#### TEXT EXCERPT:
----------

The respondent urges that there can be no recovery without proof of negligence and that none has been offered. The answer seems to be that the clothing was in good condition when it went aboard and at the end of the voyage was found to be wet with salt water.
The respondent also strongly urges that under the limitation of the ticket, together with certain conditions printed in connection therewith, there can be no recovery beyond $100.
The provisions relied upon are:
“II Each adult passenger is allowed free as baggage, 150 kilos or 20 cubic feet. The excess is charged for at the rate of 2 fcs. for each undivided fraction of 10 kilos. * *
"III Insurance of baggage and valuables may be effected at current rates under floating policy of the Company.
"IV The Company declines any responsibility for baggage not registered, or for effects in the personal possession of passengers, as well as for monies, deeds, jewelry and precious objects, unless they have been declared and paid for as valuables and deposited with the ship's purser against receipt delivered by him.
“V In case of damage or of the total loss of baggage for which the Company or the Captain may be responsible there shall not be allowed to the passenger more than 500 fcs. first class, or 300 fcs. second class, whatever may be the number or the contents, of his baggage, unless he may have had the full value insured under the floating policy of the Company. All claims for baggage lost or damaged must be made and notice given within 24 hours at the latest after the arrival of the ship, under penalty of forfeiture, in conformity with Article 435 of the French Commercial Code which shall apply to such cases.”

----------

#### INFORMATION SUPPLIED:
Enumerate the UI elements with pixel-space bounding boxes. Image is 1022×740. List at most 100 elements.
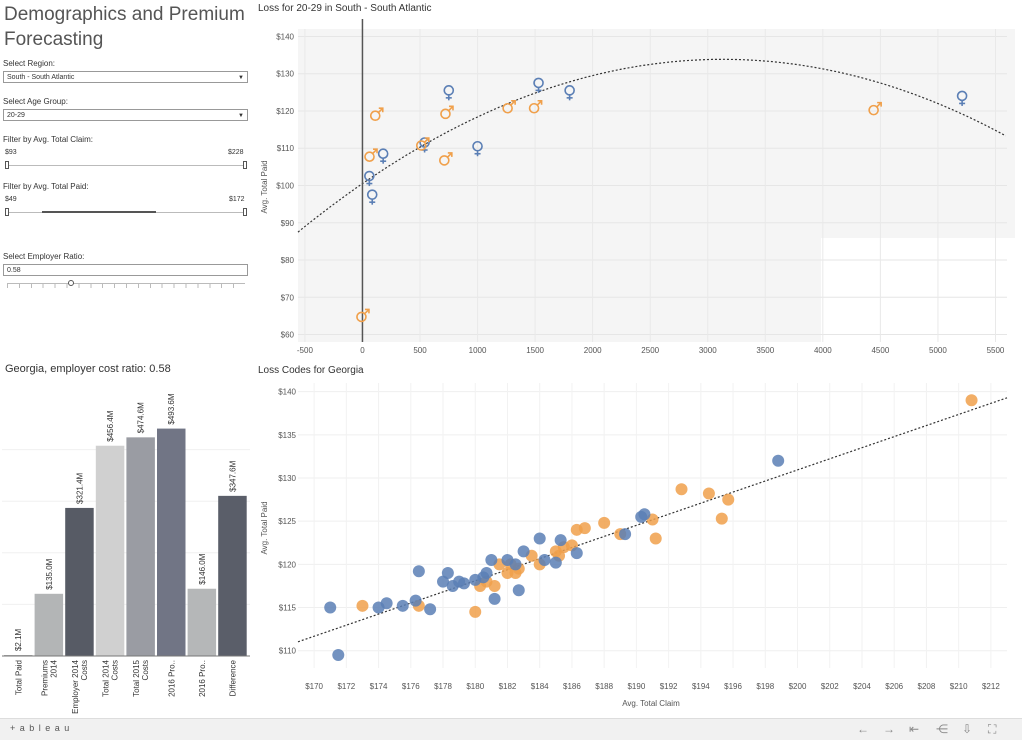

----------

#### TASK REQUIREMENTS:
Carry on the passage about the claim for salt-water damage to a passenger's baggage, picking up after its final sentence.

#### OUTPUT FOR THIS EXERCISE:
These clauses although entitled “Conditions of Passage” do not appear to be anything more than notices. They are printed in connection with the ticket but not made a part thereof and are of no greater force than if printed on the back of the ticket. Both Mr. and Mrs. Weinberger have testified that they did not read them nor were they brought to their attention. Moreover, they were not reasonable and are, therefore, not enforceable, especially, although the ticket was designed to cover a number of passages, no provision is made for a greater liability than 500 francs for all and such amount is insisted was the extent of the respondent's liability. The contention can not be sustained.
The following authorities cover the legal aspects of this matter, viz. : The New England (D. C.) 110 Fed. 415; The Majestic, 166 U. S. 375, 17 Sup. Ct. 597, 41 L. Ed. 1039; The Kensington, 183 U. S. 263, 22 Sup. Ct. 102, 46 L. Ed. 190; The Minnetonka (D. C.) 132 Fed. 52, recently affirmed, see 146 Fed. 509.
There will be a decree for the libellants, with an order of reference.
UNIVERSAL BRUSH CO. V. SONN et al.
(Circuit Court, N. D. New York. July 14, 1906.)
1. PATENTS-INFRINGEMENT-METHOD OF MAKING BRUSHES.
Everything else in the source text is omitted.